■ **A run of records**:
☆ ☆ ☆ ☆ ☆

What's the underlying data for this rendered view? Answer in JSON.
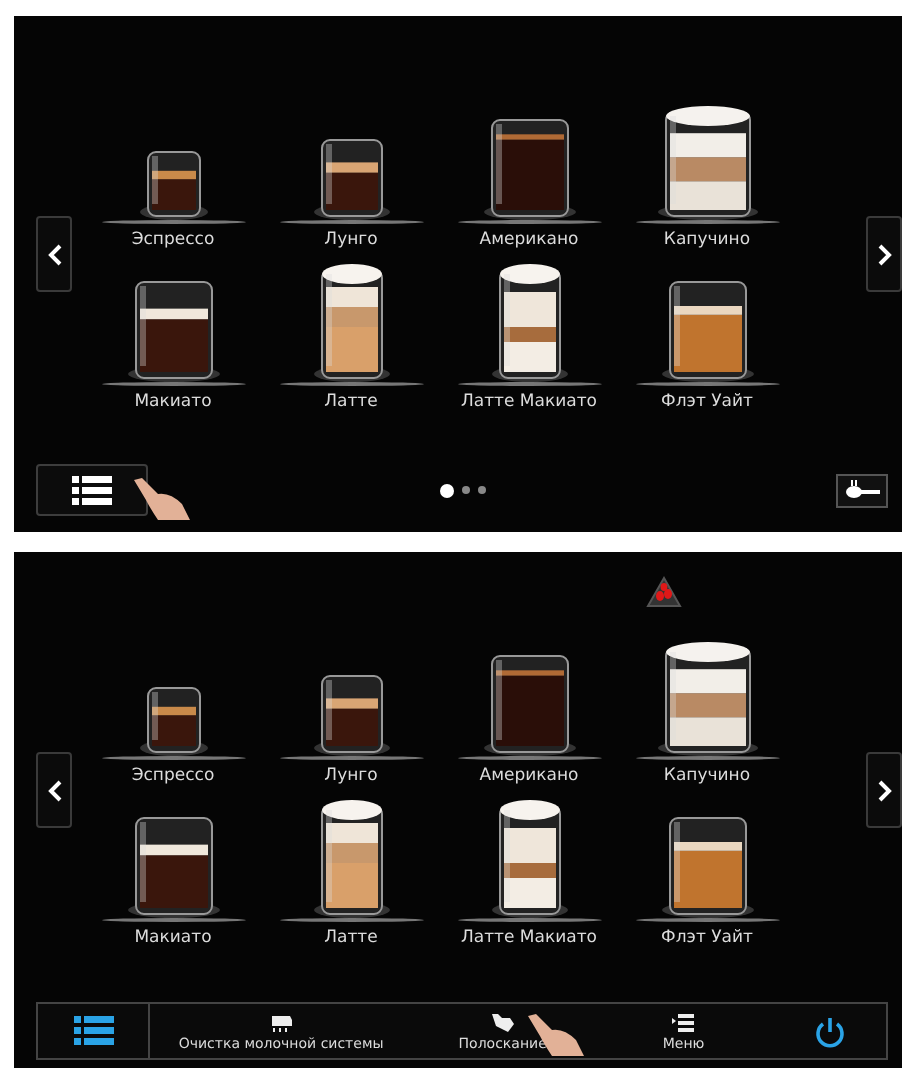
{
  "screens": [
    {
      "drinks": [
        {
          "label": "Эспрессо"
        },
        {
          "label": "Лунго"
        },
        {
          "label": "Американо"
        },
        {
          "label": "Капучино"
        },
        {
          "label": "Макиато"
        },
        {
          "label": "Латте"
        },
        {
          "label": "Латте Макиато"
        },
        {
          "label": "Флэт Уайт"
        }
      ],
      "bottom": {
        "kind": "compact",
        "list_touched": true,
        "dots": [
          {
            "selected": true
          },
          {
            "selected": false
          },
          {
            "selected": false
          }
        ]
      }
    },
    {
      "bean_alert": true,
      "drinks": [
        {
          "label": "Эспрессо"
        },
        {
          "label": "Лунго"
        },
        {
          "label": "Американо"
        },
        {
          "label": "Капучино"
        },
        {
          "label": "Макиато"
        },
        {
          "label": "Латте"
        },
        {
          "label": "Латте Макиато"
        },
        {
          "label": "Флэт Уайт"
        }
      ],
      "bottom": {
        "kind": "bar",
        "items": [
          {
            "label": "Очистка молочной системы",
            "touched": false
          },
          {
            "label": "Полоскание",
            "touched": true
          },
          {
            "label": "Меню",
            "touched": false
          }
        ]
      }
    }
  ]
}
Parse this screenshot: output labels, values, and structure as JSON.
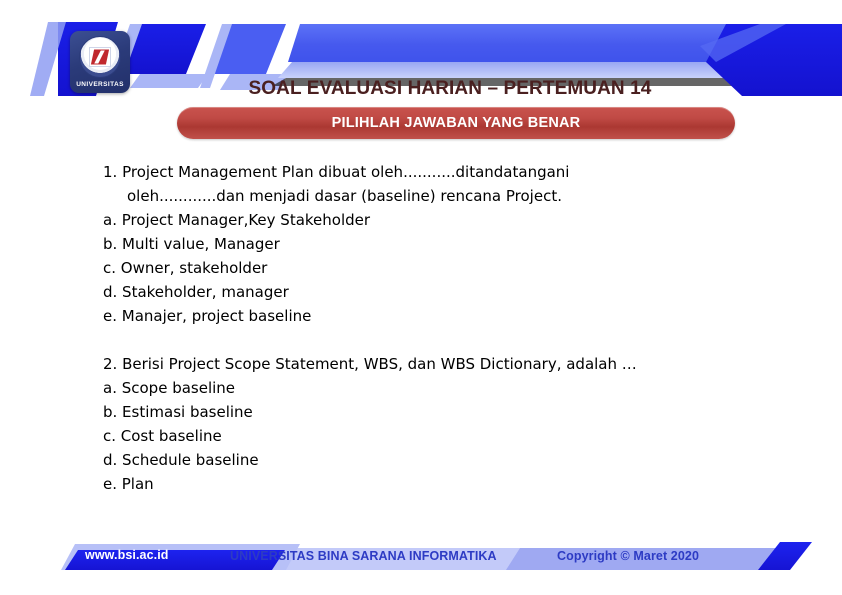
{
  "slide": {
    "title": "SOAL EVALUASI HARIAN – PERTEMUAN 14",
    "subtitle_banner": "PILIHLAH JAWABAN YANG BENAR"
  },
  "logo": {
    "name": "bsi-university-logo",
    "word": "UNIVERSITAS"
  },
  "questions": [
    {
      "stem_line1": "1. Project Management Plan dibuat oleh...........ditandatangani",
      "stem_line2": "oleh............dan menjadi dasar (baseline) rencana Project.",
      "options": [
        "a. Project Manager,Key Stakeholder",
        "b. Multi value, Manager",
        "c. Owner, stakeholder",
        "d. Stakeholder, manager",
        "e. Manajer, project baseline"
      ]
    },
    {
      "stem_line1": "2. Berisi Project Scope Statement, WBS, dan WBS Dictionary, adalah …",
      "stem_line2": "",
      "options": [
        "a. Scope baseline",
        "b. Estimasi baseline",
        "c. Cost baseline",
        "d. Schedule baseline",
        "e. Plan"
      ]
    }
  ],
  "footer": {
    "url": "www.bsi.ac.id",
    "organization": "UNIVERSITAS BINA SARANA INFORMATIKA",
    "copyright": "Copyright © Maret 2020"
  },
  "colors": {
    "title_text": "#4a2020",
    "banner_red": "#c0453f",
    "footer_blue": "#2d3bc4",
    "stripe_dark_blue": "#1516e0",
    "stripe_mid_blue": "#4f63f0",
    "stripe_light_blue": "#a8b4f5",
    "logo_navy": "#2b3b7a"
  }
}
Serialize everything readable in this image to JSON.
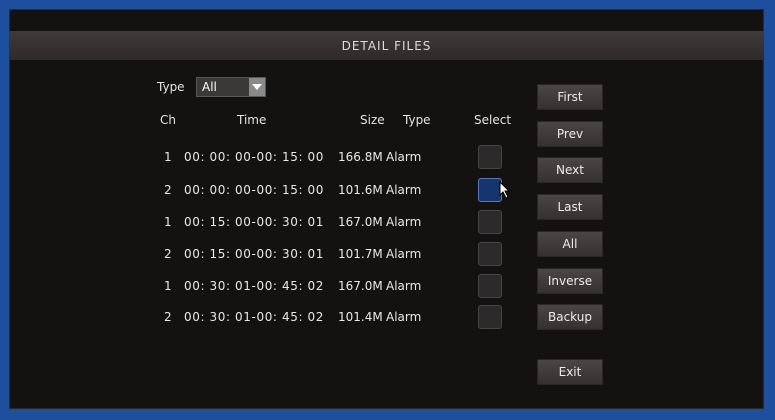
{
  "window": {
    "title": "DETAIL FILES"
  },
  "filter": {
    "type_label": "Type",
    "type_value": "All"
  },
  "columns": {
    "ch": "Ch",
    "time": "Time",
    "size": "Size",
    "type": "Type",
    "select": "Select"
  },
  "files": [
    {
      "ch": "1",
      "time": "00: 00: 00-00: 15: 00",
      "size": "166.8M",
      "type": "Alarm",
      "selected": false
    },
    {
      "ch": "2",
      "time": "00: 00: 00-00: 15: 00",
      "size": "101.6M",
      "type": "Alarm",
      "selected": true
    },
    {
      "ch": "1",
      "time": "00: 15: 00-00: 30: 01",
      "size": "167.0M",
      "type": "Alarm",
      "selected": false
    },
    {
      "ch": "2",
      "time": "00: 15: 00-00: 30: 01",
      "size": "101.7M",
      "type": "Alarm",
      "selected": false
    },
    {
      "ch": "1",
      "time": "00: 30: 01-00: 45: 02",
      "size": "167.0M",
      "type": "Alarm",
      "selected": false
    },
    {
      "ch": "2",
      "time": "00: 30: 01-00: 45: 02",
      "size": "101.4M",
      "type": "Alarm",
      "selected": false
    }
  ],
  "buttons": {
    "first": "First",
    "prev": "Prev",
    "next": "Next",
    "last": "Last",
    "all": "All",
    "inverse": "Inverse",
    "backup": "Backup",
    "exit": "Exit"
  },
  "colors": {
    "accent": "#1d4f9c",
    "selected_box": "#16356e",
    "panel": "#141111"
  }
}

☆ ☆ ☆ ☆ ☆

■ **Goal**: Would you set down the listing exactly, omitting pictures?

■ **Output for this exercise**:
What's the underlying data for this rendered view? Answer in JSON.
{
  "screens": [
    {
      "drinks": [
        {
          "label": "Эспрессо"
        },
        {
          "label": "Лунго"
        },
        {
          "label": "Американо"
        },
        {
          "label": "Капучино"
        },
        {
          "label": "Макиато"
        },
        {
          "label": "Латте"
        },
        {
          "label": "Латте Макиато"
        },
        {
          "label": "Флэт Уайт"
        }
      ],
      "bottom": {
        "kind": "compact",
        "list_touched": true,
        "dots": [
          {
            "selected": true
          },
          {
            "selected": false
          },
          {
            "selected": false
          }
        ]
      }
    },
    {
      "bean_alert": true,
      "drinks": [
        {
          "label": "Эспрессо"
        },
        {
          "label": "Лунго"
        },
        {
          "label": "Американо"
        },
        {
          "label": "Капучино"
        },
        {
          "label": "Макиато"
        },
        {
          "label": "Латте"
        },
        {
          "label": "Латте Макиато"
        },
        {
          "label": "Флэт Уайт"
        }
      ],
      "bottom": {
        "kind": "bar",
        "items": [
          {
            "label": "Очистка молочной системы",
            "touched": false
          },
          {
            "label": "Полоскание",
            "touched": true
          },
          {
            "label": "Меню",
            "touched": false
          }
        ]
      }
    }
  ]
}
Parse this screenshot: output labels, values, and structure as JSON.
{
  "slide": {
    "title": "SOAL EVALUASI HARIAN – PERTEMUAN 14",
    "subtitle_banner": "PILIHLAH JAWABAN YANG BENAR"
  },
  "logo": {
    "name": "bsi-university-logo",
    "word": "UNIVERSITAS"
  },
  "questions": [
    {
      "stem_line1": "1. Project Management Plan dibuat oleh...........ditandatangani",
      "stem_line2": "oleh............dan menjadi dasar (baseline) rencana Project.",
      "options": [
        "a. Project Manager,Key Stakeholder",
        "b. Multi value, Manager",
        "c. Owner, stakeholder",
        "d. Stakeholder, manager",
        "e. Manajer, project baseline"
      ]
    },
    {
      "stem_line1": "2. Berisi Project Scope Statement, WBS, dan WBS Dictionary, adalah …",
      "stem_line2": "",
      "options": [
        "a. Scope baseline",
        "b. Estimasi baseline",
        "c. Cost baseline",
        "d. Schedule baseline",
        "e. Plan"
      ]
    }
  ],
  "footer": {
    "url": "www.bsi.ac.id",
    "organization": "UNIVERSITAS BINA SARANA INFORMATIKA",
    "copyright": "Copyright © Maret 2020"
  },
  "colors": {
    "title_text": "#4a2020",
    "banner_red": "#c0453f",
    "footer_blue": "#2d3bc4",
    "stripe_dark_blue": "#1516e0",
    "stripe_mid_blue": "#4f63f0",
    "stripe_light_blue": "#a8b4f5",
    "logo_navy": "#2b3b7a"
  }
}
Serialize everything readable in this image to JSON.
{
  "window": {
    "title": "DETAIL FILES"
  },
  "filter": {
    "type_label": "Type",
    "type_value": "All"
  },
  "columns": {
    "ch": "Ch",
    "time": "Time",
    "size": "Size",
    "type": "Type",
    "select": "Select"
  },
  "files": [
    {
      "ch": "1",
      "time": "00: 00: 00-00: 15: 00",
      "size": "166.8M",
      "type": "Alarm",
      "selected": false
    },
    {
      "ch": "2",
      "time": "00: 00: 00-00: 15: 00",
      "size": "101.6M",
      "type": "Alarm",
      "selected": true
    },
    {
      "ch": "1",
      "time": "00: 15: 00-00: 30: 01",
      "size": "167.0M",
      "type": "Alarm",
      "selected": false
    },
    {
      "ch": "2",
      "time": "00: 15: 00-00: 30: 01",
      "size": "101.7M",
      "type": "Alarm",
      "selected": false
    },
    {
      "ch": "1",
      "time": "00: 30: 01-00: 45: 02",
      "size": "167.0M",
      "type": "Alarm",
      "selected": false
    },
    {
      "ch": "2",
      "time": "00: 30: 01-00: 45: 02",
      "size": "101.4M",
      "type": "Alarm",
      "selected": false
    }
  ],
  "buttons": {
    "first": "First",
    "prev": "Prev",
    "next": "Next",
    "last": "Last",
    "all": "All",
    "inverse": "Inverse",
    "backup": "Backup",
    "exit": "Exit"
  },
  "colors": {
    "accent": "#1d4f9c",
    "selected_box": "#16356e",
    "panel": "#141111"
  }
}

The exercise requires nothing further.